Exercise brief:
List all lines in the material below that contain "Sandhurst".

Records
══════════════════════════════
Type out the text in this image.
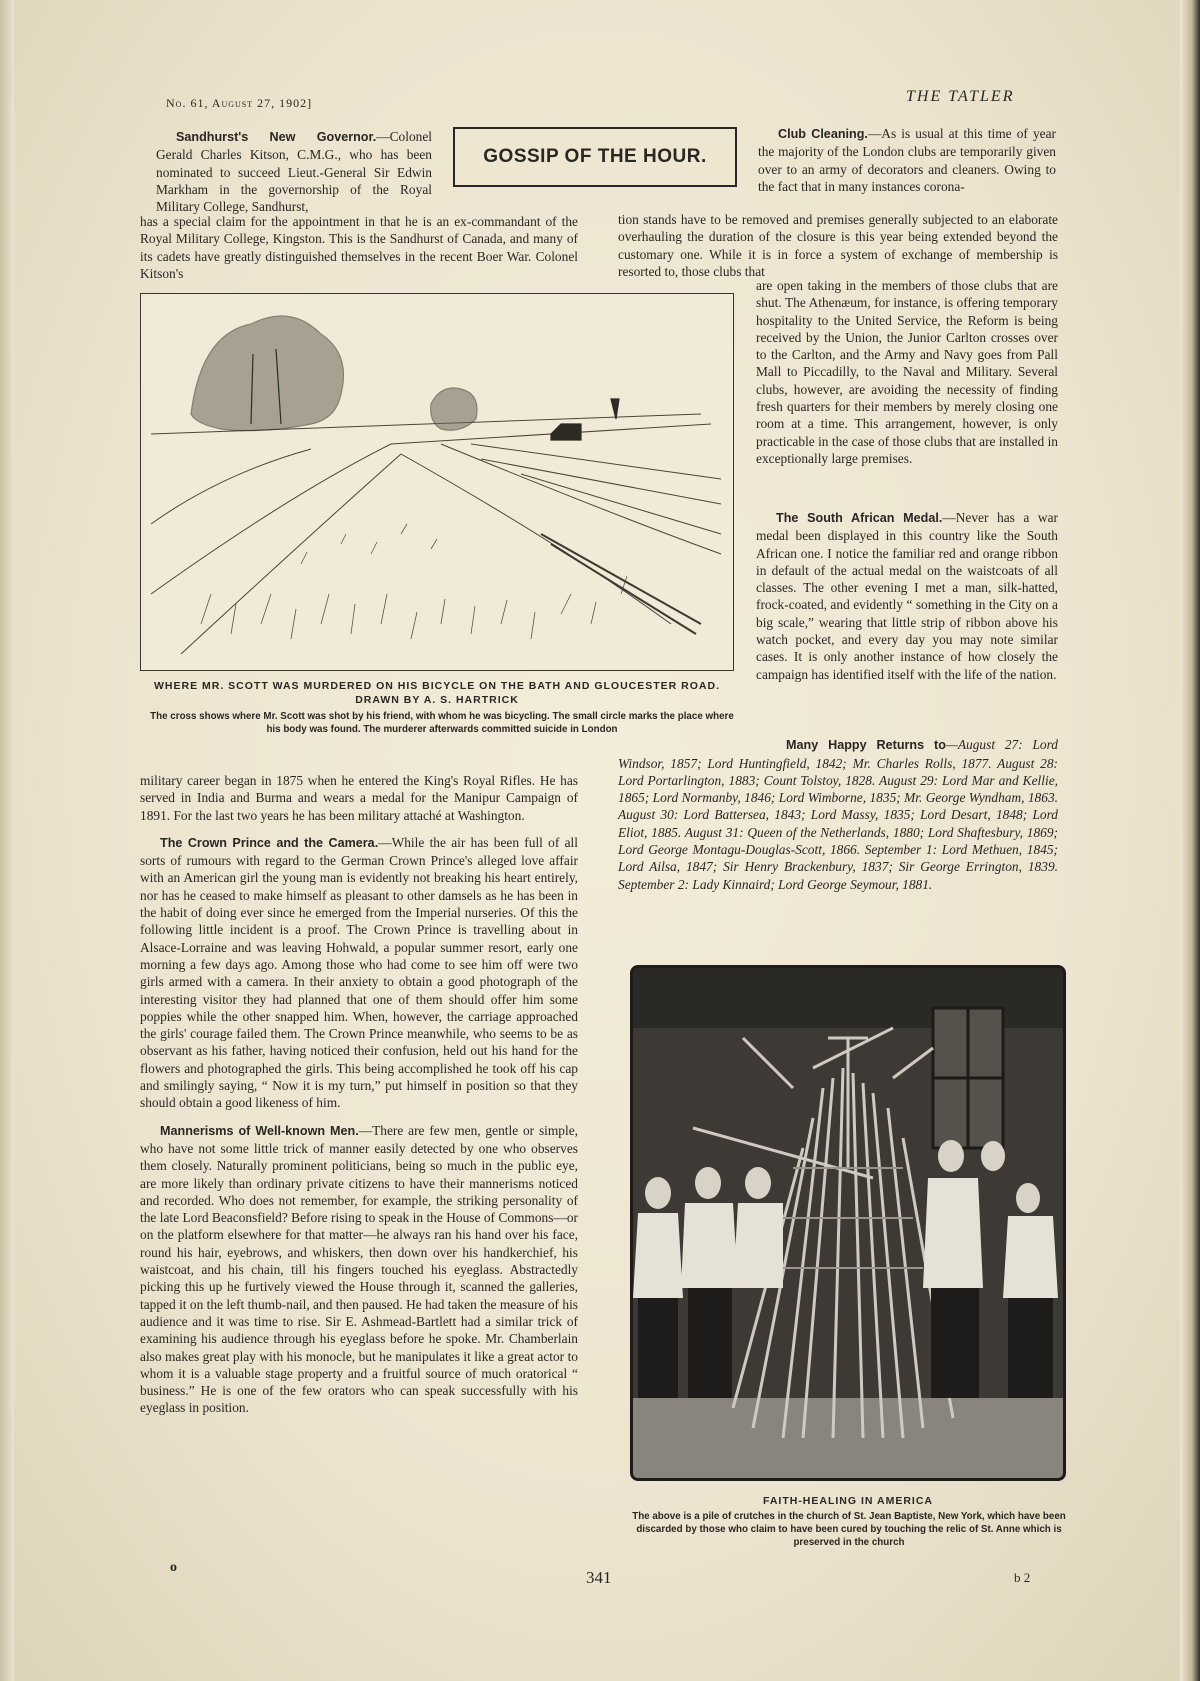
No. 61, August 27, 1902]	THE TATLER
GOSSIP OF THE HOUR.

Sandhurst's New Governor.—Colonel Gerald Charles Kitson, C.M.G., who has been nominated to succeed Lieut.-General Sir Edwin Markham in the governorship of the Royal Military College, Sandhurst,

has a special claim for the appointment in that he is an ex-commandant of the Royal Military College, Kingston. This is the Sandhurst of Canada, and many of its cadets have greatly distinguished themselves in the recent Boer War. Colonel Kitson's

Club Cleaning.—As is usual at this time of year the majority of the London clubs are temporarily given over to an army of decorators and cleaners. Owing to the fact that in many instances corona-

tion stands have to be removed and premises generally subjected to an elaborate overhauling the duration of the closure is this year being extended beyond the customary one. While it is in force a system of exchange of membership is resorted to, those clubs that

are open taking in the members of those clubs that are shut. The Athenæum, for instance, is offering temporary hospitality to the United Service, the Reform is being received by the Union, the Junior Carlton crosses over to the Carlton, and the Army and Navy goes from Pall Mall to Piccadilly, to the Naval and Military. Several clubs, however, are avoiding the necessity of finding fresh quarters for their members by merely closing one room at a time. This arrangement, however, is only practicable in the case of those clubs that are installed in exceptionally large premises.

The South African Medal.—Never has a war medal been displayed in this country like the South African one. I notice the familiar red and orange ribbon in default of the actual medal on the waistcoats of all classes. The other evening I met a man, silk-hatted, frock-coated, and evidently “ something in the City on a big scale,” wearing that little strip of ribbon above his watch pocket, and every day you may note similar cases. It is only another instance of how closely the campaign has identified itself with the life of the nation.

Many Happy Returns to—August 27: Lord Windsor, 1857; Lord Huntingfield, 1842; Mr. Charles Rolls, 1877. August 28: Lord Portarlington, 1883; Count Tolstoy, 1828. August 29: Lord Mar and Kellie, 1865; Lord Normanby, 1846; Lord Wimborne, 1835; Mr. George Wyndham, 1863. August 30: Lord Battersea, 1843; Lord Massy, 1835; Lord Desart, 1848; Lord Eliot, 1885. August 31: Queen of the Netherlands, 1880; Lord Shaftesbury, 1869; Lord George Montagu-Douglas-Scott, 1866. September 1: Lord Methuen, 1845; Lord Ailsa, 1847; Sir Henry Brackenbury, 1837; Sir George Errington, 1839. September 2: Lady Kinnaird; Lord George Seymour, 1881.

WHERE MR. SCOTT WAS MURDERED ON HIS BICYCLE ON THE BATH AND GLOUCESTER ROAD. DRAWN BY A. S. HARTRICK
The cross shows where Mr. Scott was shot by his friend, with whom he was bicycling. The small circle marks the place where his body was found. The murderer afterwards committed suicide in London

military career began in 1875 when he entered the King's Royal Rifles. He has served in India and Burma and wears a medal for the Manipur Campaign of 1891. For the last two years he has been military attaché at Washington.

The Crown Prince and the Camera.—While the air has been full of all sorts of rumours with regard to the German Crown Prince's alleged love affair with an American girl the young man is evidently not breaking his heart entirely, nor has he ceased to make himself as pleasant to other damsels as he has been in the habit of doing ever since he emerged from the Imperial nurseries. Of this the following little incident is a proof. The Crown Prince is travelling about in Alsace-Lorraine and was leaving Hohwald, a popular summer resort, early one morning a few days ago. Among those who had come to see him off were two girls armed with a camera. In their anxiety to obtain a good photograph of the interesting visitor they had planned that one of them should offer him some poppies while the other snapped him. When, however, the carriage approached the girls' courage failed them. The Crown Prince meanwhile, who seems to be as observant as his father, having noticed their confusion, held out his hand for the flowers and photographed the girls. This being accomplished he took off his cap and smilingly saying, “ Now it is my turn,” put himself in position so that they should obtain a good likeness of him.

Mannerisms of Well-known Men.—There are few men, gentle or simple, who have not some little trick of manner easily detected by one who observes them closely. Naturally prominent politicians, being so much in the public eye, are more likely than ordinary private citizens to have their mannerisms noticed and recorded. Who does not remember, for example, the striking personality of the late Lord Beaconsfield? Before rising to speak in the House of Commons—or on the platform elsewhere for that matter—he always ran his hand over his face, round his hair, eyebrows, and whiskers, then down over his handkerchief, his waistcoat, and his chain, till his fingers touched his eyeglass. Abstractedly picking this up he furtively viewed the House through it, scanned the galleries, tapped it on the left thumb-nail, and then paused. He had taken the measure of his audience and it was time to rise. Sir E. Ashmead-Bartlett had a similar trick of examining his audience through his eyeglass before he spoke. Mr. Chamberlain also makes great play with his monocle, but he manipulates it like a great actor to whom it is a valuable stage property and a fruitful source of much oratorical “ business.” He is one of the few orators who can speak successfully with his eyeglass in position.

FAITH-HEALING IN AMERICA
The above is a pile of crutches in the church of St. Jean Baptiste, New York, which have been discarded by those who claim to have been cured by touching the relic of St. Anne which is preserved in the church
o
341	b 2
══════════════════════════════
The reply:
Sandhurst's New Governor.—Colonel Gerald Charles Kitson, C.M.G., who has been nominated to succeed Lieut.-General Sir Edwin Markham in the governorship of the Royal Military College, Sandhurst,
has a special claim for the appointment in that he is an ex-commandant of the Royal Military College, Kingston. This is the Sandhurst of Canada, and many of its cadets have greatly distinguished themselves in the recent Boer War. Colonel Kitson's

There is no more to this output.